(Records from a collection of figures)
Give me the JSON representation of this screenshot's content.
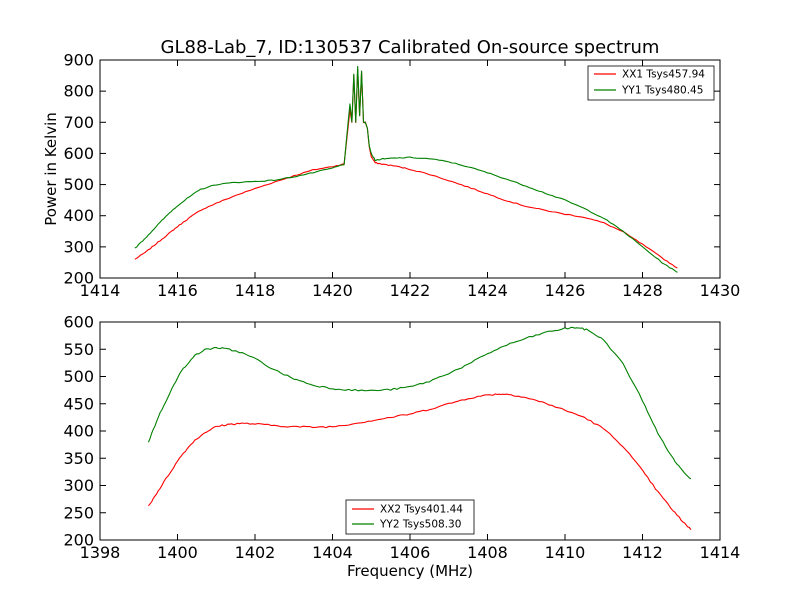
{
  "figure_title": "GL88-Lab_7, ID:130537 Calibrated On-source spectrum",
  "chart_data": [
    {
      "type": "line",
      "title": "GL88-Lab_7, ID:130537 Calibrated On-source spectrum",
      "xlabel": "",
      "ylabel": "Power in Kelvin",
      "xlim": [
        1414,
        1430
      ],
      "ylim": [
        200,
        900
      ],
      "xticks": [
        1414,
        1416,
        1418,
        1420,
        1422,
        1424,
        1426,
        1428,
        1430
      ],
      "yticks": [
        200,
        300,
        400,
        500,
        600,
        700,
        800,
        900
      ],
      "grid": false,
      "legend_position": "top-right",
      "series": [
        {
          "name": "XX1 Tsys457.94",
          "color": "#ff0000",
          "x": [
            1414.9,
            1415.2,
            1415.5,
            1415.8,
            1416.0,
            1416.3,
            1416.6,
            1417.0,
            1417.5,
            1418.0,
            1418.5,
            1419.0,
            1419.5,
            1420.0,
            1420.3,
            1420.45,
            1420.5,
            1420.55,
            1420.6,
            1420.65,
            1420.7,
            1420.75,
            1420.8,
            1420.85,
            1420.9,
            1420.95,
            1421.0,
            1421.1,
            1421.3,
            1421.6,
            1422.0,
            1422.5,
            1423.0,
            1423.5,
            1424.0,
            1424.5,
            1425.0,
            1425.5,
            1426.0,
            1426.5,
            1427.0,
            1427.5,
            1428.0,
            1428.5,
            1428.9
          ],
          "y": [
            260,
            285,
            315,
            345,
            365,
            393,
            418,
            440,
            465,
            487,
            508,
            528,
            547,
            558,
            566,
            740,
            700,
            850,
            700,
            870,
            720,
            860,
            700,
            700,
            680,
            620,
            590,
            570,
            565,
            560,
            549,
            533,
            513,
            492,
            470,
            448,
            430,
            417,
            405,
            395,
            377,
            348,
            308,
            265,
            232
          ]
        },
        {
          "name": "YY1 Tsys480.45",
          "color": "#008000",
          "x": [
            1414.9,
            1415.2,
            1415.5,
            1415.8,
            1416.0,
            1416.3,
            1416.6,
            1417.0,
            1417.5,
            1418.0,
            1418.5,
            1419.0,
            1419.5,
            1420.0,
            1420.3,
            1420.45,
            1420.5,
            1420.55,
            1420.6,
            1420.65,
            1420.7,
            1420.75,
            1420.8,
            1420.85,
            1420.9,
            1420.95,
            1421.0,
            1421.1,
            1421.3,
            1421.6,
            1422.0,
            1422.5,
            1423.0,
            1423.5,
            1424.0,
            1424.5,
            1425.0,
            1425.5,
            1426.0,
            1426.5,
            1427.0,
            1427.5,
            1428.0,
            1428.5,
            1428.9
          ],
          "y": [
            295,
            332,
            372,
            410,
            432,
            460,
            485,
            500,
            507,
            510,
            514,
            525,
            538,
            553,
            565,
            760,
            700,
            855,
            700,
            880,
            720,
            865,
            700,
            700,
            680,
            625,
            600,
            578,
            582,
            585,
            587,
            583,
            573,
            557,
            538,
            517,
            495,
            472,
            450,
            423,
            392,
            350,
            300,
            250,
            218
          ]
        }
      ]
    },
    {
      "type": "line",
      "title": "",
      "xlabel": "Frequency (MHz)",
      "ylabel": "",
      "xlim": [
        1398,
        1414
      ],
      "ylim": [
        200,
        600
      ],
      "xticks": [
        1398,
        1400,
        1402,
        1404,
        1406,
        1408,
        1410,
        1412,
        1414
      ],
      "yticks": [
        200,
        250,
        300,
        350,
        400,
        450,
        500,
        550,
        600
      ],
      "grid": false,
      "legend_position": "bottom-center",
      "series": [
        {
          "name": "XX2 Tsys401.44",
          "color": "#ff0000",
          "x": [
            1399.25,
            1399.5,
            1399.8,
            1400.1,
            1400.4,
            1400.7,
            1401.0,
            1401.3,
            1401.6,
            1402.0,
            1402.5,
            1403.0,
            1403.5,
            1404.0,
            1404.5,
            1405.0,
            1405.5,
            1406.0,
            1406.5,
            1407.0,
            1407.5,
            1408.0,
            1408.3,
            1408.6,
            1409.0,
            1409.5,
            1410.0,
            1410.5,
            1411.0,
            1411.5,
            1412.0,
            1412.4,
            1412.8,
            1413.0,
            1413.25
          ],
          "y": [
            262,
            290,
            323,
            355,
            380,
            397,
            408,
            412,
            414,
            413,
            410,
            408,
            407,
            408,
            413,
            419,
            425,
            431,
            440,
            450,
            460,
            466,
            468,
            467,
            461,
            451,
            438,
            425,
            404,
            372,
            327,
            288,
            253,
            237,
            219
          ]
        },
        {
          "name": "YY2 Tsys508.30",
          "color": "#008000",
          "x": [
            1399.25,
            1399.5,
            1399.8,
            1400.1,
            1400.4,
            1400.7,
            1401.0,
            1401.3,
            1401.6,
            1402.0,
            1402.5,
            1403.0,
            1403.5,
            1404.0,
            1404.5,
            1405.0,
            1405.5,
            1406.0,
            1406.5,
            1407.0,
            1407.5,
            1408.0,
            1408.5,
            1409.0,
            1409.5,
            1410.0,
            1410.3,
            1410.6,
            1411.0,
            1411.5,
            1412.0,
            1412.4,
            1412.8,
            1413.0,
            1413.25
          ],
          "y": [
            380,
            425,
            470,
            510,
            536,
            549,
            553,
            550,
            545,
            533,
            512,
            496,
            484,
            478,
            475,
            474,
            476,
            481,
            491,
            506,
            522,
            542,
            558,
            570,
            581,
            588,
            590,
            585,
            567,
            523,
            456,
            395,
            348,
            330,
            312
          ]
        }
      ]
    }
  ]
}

What you are asked to do » Quote the preceding listing precisely and completely, omitting its images.

Written answer »
Give me the JSON representation of this screenshot's content.
{
  "figure_title": "GL88-Lab_7, ID:130537 Calibrated On-source spectrum",
  "chart_data": [
    {
      "type": "line",
      "title": "GL88-Lab_7, ID:130537 Calibrated On-source spectrum",
      "xlabel": "",
      "ylabel": "Power in Kelvin",
      "xlim": [
        1414,
        1430
      ],
      "ylim": [
        200,
        900
      ],
      "xticks": [
        1414,
        1416,
        1418,
        1420,
        1422,
        1424,
        1426,
        1428,
        1430
      ],
      "yticks": [
        200,
        300,
        400,
        500,
        600,
        700,
        800,
        900
      ],
      "grid": false,
      "legend_position": "top-right",
      "series": [
        {
          "name": "XX1 Tsys457.94",
          "color": "#ff0000",
          "x": [
            1414.9,
            1415.2,
            1415.5,
            1415.8,
            1416.0,
            1416.3,
            1416.6,
            1417.0,
            1417.5,
            1418.0,
            1418.5,
            1419.0,
            1419.5,
            1420.0,
            1420.3,
            1420.45,
            1420.5,
            1420.55,
            1420.6,
            1420.65,
            1420.7,
            1420.75,
            1420.8,
            1420.85,
            1420.9,
            1420.95,
            1421.0,
            1421.1,
            1421.3,
            1421.6,
            1422.0,
            1422.5,
            1423.0,
            1423.5,
            1424.0,
            1424.5,
            1425.0,
            1425.5,
            1426.0,
            1426.5,
            1427.0,
            1427.5,
            1428.0,
            1428.5,
            1428.9
          ],
          "y": [
            260,
            285,
            315,
            345,
            365,
            393,
            418,
            440,
            465,
            487,
            508,
            528,
            547,
            558,
            566,
            740,
            700,
            850,
            700,
            870,
            720,
            860,
            700,
            700,
            680,
            620,
            590,
            570,
            565,
            560,
            549,
            533,
            513,
            492,
            470,
            448,
            430,
            417,
            405,
            395,
            377,
            348,
            308,
            265,
            232
          ]
        },
        {
          "name": "YY1 Tsys480.45",
          "color": "#008000",
          "x": [
            1414.9,
            1415.2,
            1415.5,
            1415.8,
            1416.0,
            1416.3,
            1416.6,
            1417.0,
            1417.5,
            1418.0,
            1418.5,
            1419.0,
            1419.5,
            1420.0,
            1420.3,
            1420.45,
            1420.5,
            1420.55,
            1420.6,
            1420.65,
            1420.7,
            1420.75,
            1420.8,
            1420.85,
            1420.9,
            1420.95,
            1421.0,
            1421.1,
            1421.3,
            1421.6,
            1422.0,
            1422.5,
            1423.0,
            1423.5,
            1424.0,
            1424.5,
            1425.0,
            1425.5,
            1426.0,
            1426.5,
            1427.0,
            1427.5,
            1428.0,
            1428.5,
            1428.9
          ],
          "y": [
            295,
            332,
            372,
            410,
            432,
            460,
            485,
            500,
            507,
            510,
            514,
            525,
            538,
            553,
            565,
            760,
            700,
            855,
            700,
            880,
            720,
            865,
            700,
            700,
            680,
            625,
            600,
            578,
            582,
            585,
            587,
            583,
            573,
            557,
            538,
            517,
            495,
            472,
            450,
            423,
            392,
            350,
            300,
            250,
            218
          ]
        }
      ]
    },
    {
      "type": "line",
      "title": "",
      "xlabel": "Frequency (MHz)",
      "ylabel": "",
      "xlim": [
        1398,
        1414
      ],
      "ylim": [
        200,
        600
      ],
      "xticks": [
        1398,
        1400,
        1402,
        1404,
        1406,
        1408,
        1410,
        1412,
        1414
      ],
      "yticks": [
        200,
        250,
        300,
        350,
        400,
        450,
        500,
        550,
        600
      ],
      "grid": false,
      "legend_position": "bottom-center",
      "series": [
        {
          "name": "XX2 Tsys401.44",
          "color": "#ff0000",
          "x": [
            1399.25,
            1399.5,
            1399.8,
            1400.1,
            1400.4,
            1400.7,
            1401.0,
            1401.3,
            1401.6,
            1402.0,
            1402.5,
            1403.0,
            1403.5,
            1404.0,
            1404.5,
            1405.0,
            1405.5,
            1406.0,
            1406.5,
            1407.0,
            1407.5,
            1408.0,
            1408.3,
            1408.6,
            1409.0,
            1409.5,
            1410.0,
            1410.5,
            1411.0,
            1411.5,
            1412.0,
            1412.4,
            1412.8,
            1413.0,
            1413.25
          ],
          "y": [
            262,
            290,
            323,
            355,
            380,
            397,
            408,
            412,
            414,
            413,
            410,
            408,
            407,
            408,
            413,
            419,
            425,
            431,
            440,
            450,
            460,
            466,
            468,
            467,
            461,
            451,
            438,
            425,
            404,
            372,
            327,
            288,
            253,
            237,
            219
          ]
        },
        {
          "name": "YY2 Tsys508.30",
          "color": "#008000",
          "x": [
            1399.25,
            1399.5,
            1399.8,
            1400.1,
            1400.4,
            1400.7,
            1401.0,
            1401.3,
            1401.6,
            1402.0,
            1402.5,
            1403.0,
            1403.5,
            1404.0,
            1404.5,
            1405.0,
            1405.5,
            1406.0,
            1406.5,
            1407.0,
            1407.5,
            1408.0,
            1408.5,
            1409.0,
            1409.5,
            1410.0,
            1410.3,
            1410.6,
            1411.0,
            1411.5,
            1412.0,
            1412.4,
            1412.8,
            1413.0,
            1413.25
          ],
          "y": [
            380,
            425,
            470,
            510,
            536,
            549,
            553,
            550,
            545,
            533,
            512,
            496,
            484,
            478,
            475,
            474,
            476,
            481,
            491,
            506,
            522,
            542,
            558,
            570,
            581,
            588,
            590,
            585,
            567,
            523,
            456,
            395,
            348,
            330,
            312
          ]
        }
      ]
    }
  ]
}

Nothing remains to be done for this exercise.